> Goal
Find the word "date" in the material below and gather every line that contains it.

> Given data

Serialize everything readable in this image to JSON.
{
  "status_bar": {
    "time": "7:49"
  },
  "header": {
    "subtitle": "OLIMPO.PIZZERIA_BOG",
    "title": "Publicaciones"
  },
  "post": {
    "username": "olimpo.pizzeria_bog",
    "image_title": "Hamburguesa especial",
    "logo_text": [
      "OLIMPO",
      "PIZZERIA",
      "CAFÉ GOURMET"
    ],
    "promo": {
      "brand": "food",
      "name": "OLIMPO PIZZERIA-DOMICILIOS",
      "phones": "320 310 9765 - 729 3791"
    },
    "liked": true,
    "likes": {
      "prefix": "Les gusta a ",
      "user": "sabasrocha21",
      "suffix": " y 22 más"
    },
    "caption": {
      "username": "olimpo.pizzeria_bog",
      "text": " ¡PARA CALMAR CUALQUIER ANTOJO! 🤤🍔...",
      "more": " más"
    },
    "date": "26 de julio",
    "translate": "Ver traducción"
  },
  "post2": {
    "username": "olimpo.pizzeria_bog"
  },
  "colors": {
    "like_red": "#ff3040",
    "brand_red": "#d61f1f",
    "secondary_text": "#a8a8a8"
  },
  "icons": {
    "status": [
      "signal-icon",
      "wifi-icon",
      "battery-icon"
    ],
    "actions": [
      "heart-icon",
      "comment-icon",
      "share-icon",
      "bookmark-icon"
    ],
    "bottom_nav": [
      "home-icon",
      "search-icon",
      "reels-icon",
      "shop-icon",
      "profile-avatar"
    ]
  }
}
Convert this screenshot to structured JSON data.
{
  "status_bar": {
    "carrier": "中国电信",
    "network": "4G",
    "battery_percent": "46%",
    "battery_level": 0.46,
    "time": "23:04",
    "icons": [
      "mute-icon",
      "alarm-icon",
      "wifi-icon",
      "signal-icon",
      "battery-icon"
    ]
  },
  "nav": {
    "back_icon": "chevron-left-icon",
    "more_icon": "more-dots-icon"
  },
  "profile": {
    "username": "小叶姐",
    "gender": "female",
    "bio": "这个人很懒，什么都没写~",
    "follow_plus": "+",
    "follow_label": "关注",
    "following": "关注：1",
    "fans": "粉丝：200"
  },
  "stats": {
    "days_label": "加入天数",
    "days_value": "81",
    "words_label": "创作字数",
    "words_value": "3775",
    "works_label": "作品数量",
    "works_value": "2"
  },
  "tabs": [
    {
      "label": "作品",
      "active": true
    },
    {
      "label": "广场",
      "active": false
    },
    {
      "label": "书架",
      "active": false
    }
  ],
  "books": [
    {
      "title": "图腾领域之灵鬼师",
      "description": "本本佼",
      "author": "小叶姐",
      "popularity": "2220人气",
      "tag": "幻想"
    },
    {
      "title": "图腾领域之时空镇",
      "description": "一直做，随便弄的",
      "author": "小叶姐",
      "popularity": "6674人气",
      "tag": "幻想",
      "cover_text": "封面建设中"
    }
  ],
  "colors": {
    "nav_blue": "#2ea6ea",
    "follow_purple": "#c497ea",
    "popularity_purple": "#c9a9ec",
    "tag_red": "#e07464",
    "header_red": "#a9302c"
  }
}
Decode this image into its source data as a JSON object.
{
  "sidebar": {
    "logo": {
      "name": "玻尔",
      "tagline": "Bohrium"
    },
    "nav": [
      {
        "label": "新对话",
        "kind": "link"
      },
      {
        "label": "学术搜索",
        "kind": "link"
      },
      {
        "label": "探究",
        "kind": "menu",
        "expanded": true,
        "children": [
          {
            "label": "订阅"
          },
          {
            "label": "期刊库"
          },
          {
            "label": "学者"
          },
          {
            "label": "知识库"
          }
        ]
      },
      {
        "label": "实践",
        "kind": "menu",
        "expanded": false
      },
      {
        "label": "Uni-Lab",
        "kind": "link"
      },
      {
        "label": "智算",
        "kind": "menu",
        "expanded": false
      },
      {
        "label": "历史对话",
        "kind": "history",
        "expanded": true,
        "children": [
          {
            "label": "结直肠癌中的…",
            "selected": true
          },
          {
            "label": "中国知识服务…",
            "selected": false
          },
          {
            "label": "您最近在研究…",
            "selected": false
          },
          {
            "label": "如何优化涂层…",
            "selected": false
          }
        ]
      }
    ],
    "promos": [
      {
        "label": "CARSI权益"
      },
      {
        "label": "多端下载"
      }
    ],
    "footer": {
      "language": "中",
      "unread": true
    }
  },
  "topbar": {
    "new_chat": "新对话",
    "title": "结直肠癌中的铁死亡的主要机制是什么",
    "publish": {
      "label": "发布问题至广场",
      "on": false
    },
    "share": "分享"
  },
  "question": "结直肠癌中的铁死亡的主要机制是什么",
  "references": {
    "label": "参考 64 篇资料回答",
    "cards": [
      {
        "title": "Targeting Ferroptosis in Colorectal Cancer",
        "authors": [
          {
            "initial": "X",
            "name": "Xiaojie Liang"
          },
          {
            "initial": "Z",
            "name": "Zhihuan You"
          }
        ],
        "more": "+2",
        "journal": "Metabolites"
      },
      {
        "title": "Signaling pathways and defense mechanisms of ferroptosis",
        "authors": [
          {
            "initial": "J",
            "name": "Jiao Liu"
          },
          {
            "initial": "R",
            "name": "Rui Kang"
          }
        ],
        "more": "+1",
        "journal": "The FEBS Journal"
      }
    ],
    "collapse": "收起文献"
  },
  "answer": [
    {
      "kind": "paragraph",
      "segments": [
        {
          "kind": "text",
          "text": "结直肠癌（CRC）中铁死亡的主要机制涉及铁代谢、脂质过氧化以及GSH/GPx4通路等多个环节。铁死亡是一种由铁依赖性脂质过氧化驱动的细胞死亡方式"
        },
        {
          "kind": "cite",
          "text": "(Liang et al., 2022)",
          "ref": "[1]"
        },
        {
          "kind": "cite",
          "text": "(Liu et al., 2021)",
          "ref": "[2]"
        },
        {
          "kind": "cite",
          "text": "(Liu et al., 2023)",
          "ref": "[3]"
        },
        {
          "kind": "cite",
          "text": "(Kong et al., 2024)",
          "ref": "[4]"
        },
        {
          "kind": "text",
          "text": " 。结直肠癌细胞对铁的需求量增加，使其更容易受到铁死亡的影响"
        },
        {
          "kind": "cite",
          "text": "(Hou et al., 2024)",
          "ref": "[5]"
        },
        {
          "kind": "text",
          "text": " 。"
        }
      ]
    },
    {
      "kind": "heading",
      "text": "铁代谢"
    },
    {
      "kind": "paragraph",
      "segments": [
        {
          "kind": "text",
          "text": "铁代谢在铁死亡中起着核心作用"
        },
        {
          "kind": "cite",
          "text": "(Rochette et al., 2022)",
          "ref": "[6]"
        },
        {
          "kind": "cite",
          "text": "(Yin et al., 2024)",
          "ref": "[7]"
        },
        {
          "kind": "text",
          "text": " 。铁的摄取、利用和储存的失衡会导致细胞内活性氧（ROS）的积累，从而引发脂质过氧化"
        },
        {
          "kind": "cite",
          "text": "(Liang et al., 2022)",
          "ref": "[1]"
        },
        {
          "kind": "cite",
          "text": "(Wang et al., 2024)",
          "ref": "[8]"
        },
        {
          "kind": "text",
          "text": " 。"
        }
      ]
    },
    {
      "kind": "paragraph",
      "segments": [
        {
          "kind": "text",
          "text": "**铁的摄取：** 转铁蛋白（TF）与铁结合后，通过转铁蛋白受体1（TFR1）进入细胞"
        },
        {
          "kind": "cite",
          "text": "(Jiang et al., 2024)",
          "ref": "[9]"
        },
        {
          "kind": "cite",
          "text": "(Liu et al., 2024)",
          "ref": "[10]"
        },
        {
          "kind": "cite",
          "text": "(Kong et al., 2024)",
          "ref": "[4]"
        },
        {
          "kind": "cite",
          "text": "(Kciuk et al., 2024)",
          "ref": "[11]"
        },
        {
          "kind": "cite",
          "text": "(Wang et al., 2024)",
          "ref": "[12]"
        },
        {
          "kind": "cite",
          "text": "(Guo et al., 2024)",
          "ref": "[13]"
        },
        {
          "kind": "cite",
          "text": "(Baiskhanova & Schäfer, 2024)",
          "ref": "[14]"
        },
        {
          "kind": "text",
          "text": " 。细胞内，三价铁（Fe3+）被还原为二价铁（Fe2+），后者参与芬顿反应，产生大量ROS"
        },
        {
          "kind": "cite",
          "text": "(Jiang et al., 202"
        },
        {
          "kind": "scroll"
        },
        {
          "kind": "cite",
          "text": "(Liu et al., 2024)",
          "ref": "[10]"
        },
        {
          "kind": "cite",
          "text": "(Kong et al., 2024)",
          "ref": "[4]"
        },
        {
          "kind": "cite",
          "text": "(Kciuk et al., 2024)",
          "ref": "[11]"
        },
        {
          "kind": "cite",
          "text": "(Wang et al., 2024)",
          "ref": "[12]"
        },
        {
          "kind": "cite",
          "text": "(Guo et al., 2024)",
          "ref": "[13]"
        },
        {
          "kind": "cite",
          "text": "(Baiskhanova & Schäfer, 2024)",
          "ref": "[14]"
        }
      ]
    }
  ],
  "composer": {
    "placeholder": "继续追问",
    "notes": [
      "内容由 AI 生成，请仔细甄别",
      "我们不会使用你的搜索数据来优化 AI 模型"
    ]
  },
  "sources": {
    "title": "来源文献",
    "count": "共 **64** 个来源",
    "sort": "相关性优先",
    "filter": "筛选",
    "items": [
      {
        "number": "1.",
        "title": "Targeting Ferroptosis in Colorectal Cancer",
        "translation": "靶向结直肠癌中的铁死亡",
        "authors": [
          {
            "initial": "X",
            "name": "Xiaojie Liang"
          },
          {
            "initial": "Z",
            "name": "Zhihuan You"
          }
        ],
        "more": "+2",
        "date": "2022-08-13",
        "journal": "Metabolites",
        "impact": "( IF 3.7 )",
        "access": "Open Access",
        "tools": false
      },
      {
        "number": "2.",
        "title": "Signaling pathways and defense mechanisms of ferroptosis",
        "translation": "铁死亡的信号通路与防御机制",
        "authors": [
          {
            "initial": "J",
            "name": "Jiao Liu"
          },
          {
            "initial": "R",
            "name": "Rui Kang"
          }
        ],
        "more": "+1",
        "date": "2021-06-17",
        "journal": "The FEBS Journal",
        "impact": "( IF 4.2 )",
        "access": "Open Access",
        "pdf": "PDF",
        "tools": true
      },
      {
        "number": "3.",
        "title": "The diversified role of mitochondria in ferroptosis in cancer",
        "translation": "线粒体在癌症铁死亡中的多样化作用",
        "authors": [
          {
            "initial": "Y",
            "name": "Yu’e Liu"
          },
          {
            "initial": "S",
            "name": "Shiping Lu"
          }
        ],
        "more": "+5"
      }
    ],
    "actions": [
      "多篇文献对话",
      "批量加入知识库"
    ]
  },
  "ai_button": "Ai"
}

> Output
    "date": "26 de julio",
        "date": "2022-08-13",
        "date": "2021-06-17",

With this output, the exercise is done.